THE TASK: Without skipping anything, write out each record below exactly.

[Stored data entries]
┌──

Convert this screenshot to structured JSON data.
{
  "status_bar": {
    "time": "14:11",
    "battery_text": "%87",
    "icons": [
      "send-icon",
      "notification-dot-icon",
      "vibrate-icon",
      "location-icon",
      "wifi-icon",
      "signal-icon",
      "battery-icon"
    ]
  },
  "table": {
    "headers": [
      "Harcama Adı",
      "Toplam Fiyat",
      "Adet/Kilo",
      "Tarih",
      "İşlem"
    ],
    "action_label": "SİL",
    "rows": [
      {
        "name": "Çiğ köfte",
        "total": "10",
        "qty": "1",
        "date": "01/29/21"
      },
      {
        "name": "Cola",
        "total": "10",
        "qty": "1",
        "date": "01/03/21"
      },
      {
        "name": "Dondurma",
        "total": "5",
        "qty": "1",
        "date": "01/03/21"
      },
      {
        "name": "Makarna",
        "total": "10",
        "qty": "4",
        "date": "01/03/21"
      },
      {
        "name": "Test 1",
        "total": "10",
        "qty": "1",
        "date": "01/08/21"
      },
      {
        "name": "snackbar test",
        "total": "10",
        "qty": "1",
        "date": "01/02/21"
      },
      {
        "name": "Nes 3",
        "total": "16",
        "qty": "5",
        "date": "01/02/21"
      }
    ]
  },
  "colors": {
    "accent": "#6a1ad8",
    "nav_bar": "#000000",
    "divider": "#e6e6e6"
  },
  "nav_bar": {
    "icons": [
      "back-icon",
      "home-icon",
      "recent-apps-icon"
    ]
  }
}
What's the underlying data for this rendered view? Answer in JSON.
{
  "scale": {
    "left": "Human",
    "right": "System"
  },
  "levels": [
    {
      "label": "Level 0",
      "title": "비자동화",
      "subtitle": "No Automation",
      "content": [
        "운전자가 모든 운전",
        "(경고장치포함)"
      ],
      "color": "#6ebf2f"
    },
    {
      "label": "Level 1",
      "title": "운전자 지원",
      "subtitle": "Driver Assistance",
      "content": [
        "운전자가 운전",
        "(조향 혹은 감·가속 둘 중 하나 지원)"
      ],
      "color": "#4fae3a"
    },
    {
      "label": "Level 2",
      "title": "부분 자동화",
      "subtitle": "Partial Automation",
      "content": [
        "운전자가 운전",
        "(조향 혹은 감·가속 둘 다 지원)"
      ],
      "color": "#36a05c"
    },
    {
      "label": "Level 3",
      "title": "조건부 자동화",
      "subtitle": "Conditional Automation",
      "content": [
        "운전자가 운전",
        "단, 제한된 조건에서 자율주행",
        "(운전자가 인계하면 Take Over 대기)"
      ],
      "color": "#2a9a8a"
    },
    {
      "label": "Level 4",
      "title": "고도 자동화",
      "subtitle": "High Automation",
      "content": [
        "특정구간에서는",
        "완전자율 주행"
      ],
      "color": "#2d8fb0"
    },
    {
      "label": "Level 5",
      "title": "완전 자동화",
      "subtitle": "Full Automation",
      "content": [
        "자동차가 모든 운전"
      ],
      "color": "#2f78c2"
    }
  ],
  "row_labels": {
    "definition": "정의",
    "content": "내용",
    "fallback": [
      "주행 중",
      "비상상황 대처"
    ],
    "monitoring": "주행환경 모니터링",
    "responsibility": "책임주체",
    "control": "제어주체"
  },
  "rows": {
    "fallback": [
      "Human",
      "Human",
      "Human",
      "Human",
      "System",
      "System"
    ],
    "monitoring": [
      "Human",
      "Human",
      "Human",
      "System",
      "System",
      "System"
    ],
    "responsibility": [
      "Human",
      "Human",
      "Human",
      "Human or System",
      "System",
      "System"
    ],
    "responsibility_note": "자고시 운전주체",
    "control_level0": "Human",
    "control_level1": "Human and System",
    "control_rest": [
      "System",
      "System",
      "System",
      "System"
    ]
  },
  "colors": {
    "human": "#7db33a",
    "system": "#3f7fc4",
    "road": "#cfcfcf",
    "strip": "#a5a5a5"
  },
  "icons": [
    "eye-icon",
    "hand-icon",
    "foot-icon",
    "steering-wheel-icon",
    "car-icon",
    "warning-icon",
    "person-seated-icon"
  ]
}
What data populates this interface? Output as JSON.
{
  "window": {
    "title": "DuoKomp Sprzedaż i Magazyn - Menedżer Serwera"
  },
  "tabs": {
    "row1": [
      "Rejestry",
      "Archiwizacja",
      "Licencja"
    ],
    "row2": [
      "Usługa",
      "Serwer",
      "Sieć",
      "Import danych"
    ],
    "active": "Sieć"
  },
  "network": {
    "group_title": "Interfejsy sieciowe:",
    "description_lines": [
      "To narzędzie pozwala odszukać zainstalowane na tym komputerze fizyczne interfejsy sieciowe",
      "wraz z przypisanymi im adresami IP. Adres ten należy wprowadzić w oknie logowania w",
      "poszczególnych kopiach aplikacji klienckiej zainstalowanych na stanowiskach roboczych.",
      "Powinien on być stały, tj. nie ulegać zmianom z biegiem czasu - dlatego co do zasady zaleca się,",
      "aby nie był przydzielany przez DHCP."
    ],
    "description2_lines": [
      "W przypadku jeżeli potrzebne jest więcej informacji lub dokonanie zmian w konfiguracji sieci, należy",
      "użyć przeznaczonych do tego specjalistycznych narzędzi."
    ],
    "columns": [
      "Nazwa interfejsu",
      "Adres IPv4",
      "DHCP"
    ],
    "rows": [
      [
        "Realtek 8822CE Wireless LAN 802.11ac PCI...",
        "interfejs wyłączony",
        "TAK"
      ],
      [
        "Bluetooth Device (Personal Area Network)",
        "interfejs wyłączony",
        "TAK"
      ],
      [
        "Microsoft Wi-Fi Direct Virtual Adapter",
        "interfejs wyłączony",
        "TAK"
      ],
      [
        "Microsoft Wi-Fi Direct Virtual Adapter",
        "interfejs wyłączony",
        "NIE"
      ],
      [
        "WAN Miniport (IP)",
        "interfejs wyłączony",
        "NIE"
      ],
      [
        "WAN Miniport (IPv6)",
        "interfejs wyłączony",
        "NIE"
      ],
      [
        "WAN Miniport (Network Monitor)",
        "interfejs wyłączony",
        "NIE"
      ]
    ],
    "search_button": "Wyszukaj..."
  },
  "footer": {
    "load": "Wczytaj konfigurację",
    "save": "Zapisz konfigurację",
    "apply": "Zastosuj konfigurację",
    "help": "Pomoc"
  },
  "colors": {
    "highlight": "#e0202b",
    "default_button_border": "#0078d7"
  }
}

└──

FULL ANSWER:
Convert this screenshot to structured JSON data.
{
  "status_bar": {
    "time": "14:11",
    "battery_text": "%87",
    "icons": [
      "send-icon",
      "notification-dot-icon",
      "vibrate-icon",
      "location-icon",
      "wifi-icon",
      "signal-icon",
      "battery-icon"
    ]
  },
  "table": {
    "headers": [
      "Harcama Adı",
      "Toplam Fiyat",
      "Adet/Kilo",
      "Tarih",
      "İşlem"
    ],
    "action_label": "SİL",
    "rows": [
      {
        "name": "Çiğ köfte",
        "total": "10",
        "qty": "1",
        "date": "01/29/21"
      },
      {
        "name": "Cola",
        "total": "10",
        "qty": "1",
        "date": "01/03/21"
      },
      {
        "name": "Dondurma",
        "total": "5",
        "qty": "1",
        "date": "01/03/21"
      },
      {
        "name": "Makarna",
        "total": "10",
        "qty": "4",
        "date": "01/03/21"
      },
      {
        "name": "Test 1",
        "total": "10",
        "qty": "1",
        "date": "01/08/21"
      },
      {
        "name": "snackbar test",
        "total": "10",
        "qty": "1",
        "date": "01/02/21"
      },
      {
        "name": "Nes 3",
        "total": "16",
        "qty": "5",
        "date": "01/02/21"
      }
    ]
  },
  "colors": {
    "accent": "#6a1ad8",
    "nav_bar": "#000000",
    "divider": "#e6e6e6"
  },
  "nav_bar": {
    "icons": [
      "back-icon",
      "home-icon",
      "recent-apps-icon"
    ]
  }
}
What's the underlying data for this rendered view? Answer in JSON.
{
  "scale": {
    "left": "Human",
    "right": "System"
  },
  "levels": [
    {
      "label": "Level 0",
      "title": "비자동화",
      "subtitle": "No Automation",
      "content": [
        "운전자가 모든 운전",
        "(경고장치포함)"
      ],
      "color": "#6ebf2f"
    },
    {
      "label": "Level 1",
      "title": "운전자 지원",
      "subtitle": "Driver Assistance",
      "content": [
        "운전자가 운전",
        "(조향 혹은 감·가속 둘 중 하나 지원)"
      ],
      "color": "#4fae3a"
    },
    {
      "label": "Level 2",
      "title": "부분 자동화",
      "subtitle": "Partial Automation",
      "content": [
        "운전자가 운전",
        "(조향 혹은 감·가속 둘 다 지원)"
      ],
      "color": "#36a05c"
    },
    {
      "label": "Level 3",
      "title": "조건부 자동화",
      "subtitle": "Conditional Automation",
      "content": [
        "운전자가 운전",
        "단, 제한된 조건에서 자율주행",
        "(운전자가 인계하면 Take Over 대기)"
      ],
      "color": "#2a9a8a"
    },
    {
      "label": "Level 4",
      "title": "고도 자동화",
      "subtitle": "High Automation",
      "content": [
        "특정구간에서는",
        "완전자율 주행"
      ],
      "color": "#2d8fb0"
    },
    {
      "label": "Level 5",
      "title": "완전 자동화",
      "subtitle": "Full Automation",
      "content": [
        "자동차가 모든 운전"
      ],
      "color": "#2f78c2"
    }
  ],
  "row_labels": {
    "definition": "정의",
    "content": "내용",
    "fallback": [
      "주행 중",
      "비상상황 대처"
    ],
    "monitoring": "주행환경 모니터링",
    "responsibility": "책임주체",
    "control": "제어주체"
  },
  "rows": {
    "fallback": [
      "Human",
      "Human",
      "Human",
      "Human",
      "System",
      "System"
    ],
    "monitoring": [
      "Human",
      "Human",
      "Human",
      "System",
      "System",
      "System"
    ],
    "responsibility": [
      "Human",
      "Human",
      "Human",
      "Human or System",
      "System",
      "System"
    ],
    "responsibility_note": "자고시 운전주체",
    "control_level0": "Human",
    "control_level1": "Human and System",
    "control_rest": [
      "System",
      "System",
      "System",
      "System"
    ]
  },
  "colors": {
    "human": "#7db33a",
    "system": "#3f7fc4",
    "road": "#cfcfcf",
    "strip": "#a5a5a5"
  },
  "icons": [
    "eye-icon",
    "hand-icon",
    "foot-icon",
    "steering-wheel-icon",
    "car-icon",
    "warning-icon",
    "person-seated-icon"
  ]
}
What data populates this interface? Output as JSON.
{
  "window": {
    "title": "DuoKomp Sprzedaż i Magazyn - Menedżer Serwera"
  },
  "tabs": {
    "row1": [
      "Rejestry",
      "Archiwizacja",
      "Licencja"
    ],
    "row2": [
      "Usługa",
      "Serwer",
      "Sieć",
      "Import danych"
    ],
    "active": "Sieć"
  },
  "network": {
    "group_title": "Interfejsy sieciowe:",
    "description_lines": [
      "To narzędzie pozwala odszukać zainstalowane na tym komputerze fizyczne interfejsy sieciowe",
      "wraz z przypisanymi im adresami IP. Adres ten należy wprowadzić w oknie logowania w",
      "poszczególnych kopiach aplikacji klienckiej zainstalowanych na stanowiskach roboczych.",
      "Powinien on być stały, tj. nie ulegać zmianom z biegiem czasu - dlatego co do zasady zaleca się,",
      "aby nie był przydzielany przez DHCP."
    ],
    "description2_lines": [
      "W przypadku jeżeli potrzebne jest więcej informacji lub dokonanie zmian w konfiguracji sieci, należy",
      "użyć przeznaczonych do tego specjalistycznych narzędzi."
    ],
    "columns": [
      "Nazwa interfejsu",
      "Adres IPv4",
      "DHCP"
    ],
    "rows": [
      [
        "Realtek 8822CE Wireless LAN 802.11ac PCI...",
        "interfejs wyłączony",
        "TAK"
      ],
      [
        "Bluetooth Device (Personal Area Network)",
        "interfejs wyłączony",
        "TAK"
      ],
      [
        "Microsoft Wi-Fi Direct Virtual Adapter",
        "interfejs wyłączony",
        "TAK"
      ],
      [
        "Microsoft Wi-Fi Direct Virtual Adapter",
        "interfejs wyłączony",
        "NIE"
      ],
      [
        "WAN Miniport (IP)",
        "interfejs wyłączony",
        "NIE"
      ],
      [
        "WAN Miniport (IPv6)",
        "interfejs wyłączony",
        "NIE"
      ],
      [
        "WAN Miniport (Network Monitor)",
        "interfejs wyłączony",
        "NIE"
      ]
    ],
    "search_button": "Wyszukaj..."
  },
  "footer": {
    "load": "Wczytaj konfigurację",
    "save": "Zapisz konfigurację",
    "apply": "Zastosuj konfigurację",
    "help": "Pomoc"
  },
  "colors": {
    "highlight": "#e0202b",
    "default_button_border": "#0078d7"
  }
}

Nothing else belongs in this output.